Task material:

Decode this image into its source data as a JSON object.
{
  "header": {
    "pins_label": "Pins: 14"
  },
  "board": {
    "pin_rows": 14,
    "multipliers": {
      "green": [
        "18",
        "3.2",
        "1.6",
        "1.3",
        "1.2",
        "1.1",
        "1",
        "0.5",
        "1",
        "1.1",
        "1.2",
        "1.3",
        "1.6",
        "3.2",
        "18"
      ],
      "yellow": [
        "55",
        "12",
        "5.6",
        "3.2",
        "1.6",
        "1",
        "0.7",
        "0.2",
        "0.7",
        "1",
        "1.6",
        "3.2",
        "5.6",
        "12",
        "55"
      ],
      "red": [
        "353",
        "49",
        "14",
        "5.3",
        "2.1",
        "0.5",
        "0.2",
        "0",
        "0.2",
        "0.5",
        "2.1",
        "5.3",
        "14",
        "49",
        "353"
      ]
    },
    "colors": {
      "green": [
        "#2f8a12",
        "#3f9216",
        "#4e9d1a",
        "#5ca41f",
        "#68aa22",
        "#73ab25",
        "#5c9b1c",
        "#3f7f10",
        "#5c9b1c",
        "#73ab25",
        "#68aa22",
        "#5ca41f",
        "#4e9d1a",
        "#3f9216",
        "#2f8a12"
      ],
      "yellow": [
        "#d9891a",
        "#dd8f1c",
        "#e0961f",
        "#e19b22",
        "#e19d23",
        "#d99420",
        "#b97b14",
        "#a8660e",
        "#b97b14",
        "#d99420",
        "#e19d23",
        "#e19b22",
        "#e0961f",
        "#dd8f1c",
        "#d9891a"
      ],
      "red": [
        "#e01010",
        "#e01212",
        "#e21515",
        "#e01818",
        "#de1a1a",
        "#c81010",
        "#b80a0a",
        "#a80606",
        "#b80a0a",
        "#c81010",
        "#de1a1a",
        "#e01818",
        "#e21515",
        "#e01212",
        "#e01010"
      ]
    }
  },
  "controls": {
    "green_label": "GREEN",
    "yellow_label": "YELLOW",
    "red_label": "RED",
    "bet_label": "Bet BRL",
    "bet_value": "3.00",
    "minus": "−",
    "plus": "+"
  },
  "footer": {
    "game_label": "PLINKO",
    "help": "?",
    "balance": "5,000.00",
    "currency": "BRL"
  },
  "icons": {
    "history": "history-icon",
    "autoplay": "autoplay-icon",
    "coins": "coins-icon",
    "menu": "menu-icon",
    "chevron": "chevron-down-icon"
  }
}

What the task requires: Write out every line exactly as it stands.

Task response:
Decode this image into its source data as a JSON object.
{
  "header": {
    "pins_label": "Pins: 14"
  },
  "board": {
    "pin_rows": 14,
    "multipliers": {
      "green": [
        "18",
        "3.2",
        "1.6",
        "1.3",
        "1.2",
        "1.1",
        "1",
        "0.5",
        "1",
        "1.1",
        "1.2",
        "1.3",
        "1.6",
        "3.2",
        "18"
      ],
      "yellow": [
        "55",
        "12",
        "5.6",
        "3.2",
        "1.6",
        "1",
        "0.7",
        "0.2",
        "0.7",
        "1",
        "1.6",
        "3.2",
        "5.6",
        "12",
        "55"
      ],
      "red": [
        "353",
        "49",
        "14",
        "5.3",
        "2.1",
        "0.5",
        "0.2",
        "0",
        "0.2",
        "0.5",
        "2.1",
        "5.3",
        "14",
        "49",
        "353"
      ]
    },
    "colors": {
      "green": [
        "#2f8a12",
        "#3f9216",
        "#4e9d1a",
        "#5ca41f",
        "#68aa22",
        "#73ab25",
        "#5c9b1c",
        "#3f7f10",
        "#5c9b1c",
        "#73ab25",
        "#68aa22",
        "#5ca41f",
        "#4e9d1a",
        "#3f9216",
        "#2f8a12"
      ],
      "yellow": [
        "#d9891a",
        "#dd8f1c",
        "#e0961f",
        "#e19b22",
        "#e19d23",
        "#d99420",
        "#b97b14",
        "#a8660e",
        "#b97b14",
        "#d99420",
        "#e19d23",
        "#e19b22",
        "#e0961f",
        "#dd8f1c",
        "#d9891a"
      ],
      "red": [
        "#e01010",
        "#e01212",
        "#e21515",
        "#e01818",
        "#de1a1a",
        "#c81010",
        "#b80a0a",
        "#a80606",
        "#b80a0a",
        "#c81010",
        "#de1a1a",
        "#e01818",
        "#e21515",
        "#e01212",
        "#e01010"
      ]
    }
  },
  "controls": {
    "green_label": "GREEN",
    "yellow_label": "YELLOW",
    "red_label": "RED",
    "bet_label": "Bet BRL",
    "bet_value": "3.00",
    "minus": "−",
    "plus": "+"
  },
  "footer": {
    "game_label": "PLINKO",
    "help": "?",
    "balance": "5,000.00",
    "currency": "BRL"
  },
  "icons": {
    "history": "history-icon",
    "autoplay": "autoplay-icon",
    "coins": "coins-icon",
    "menu": "menu-icon",
    "chevron": "chevron-down-icon"
  }
}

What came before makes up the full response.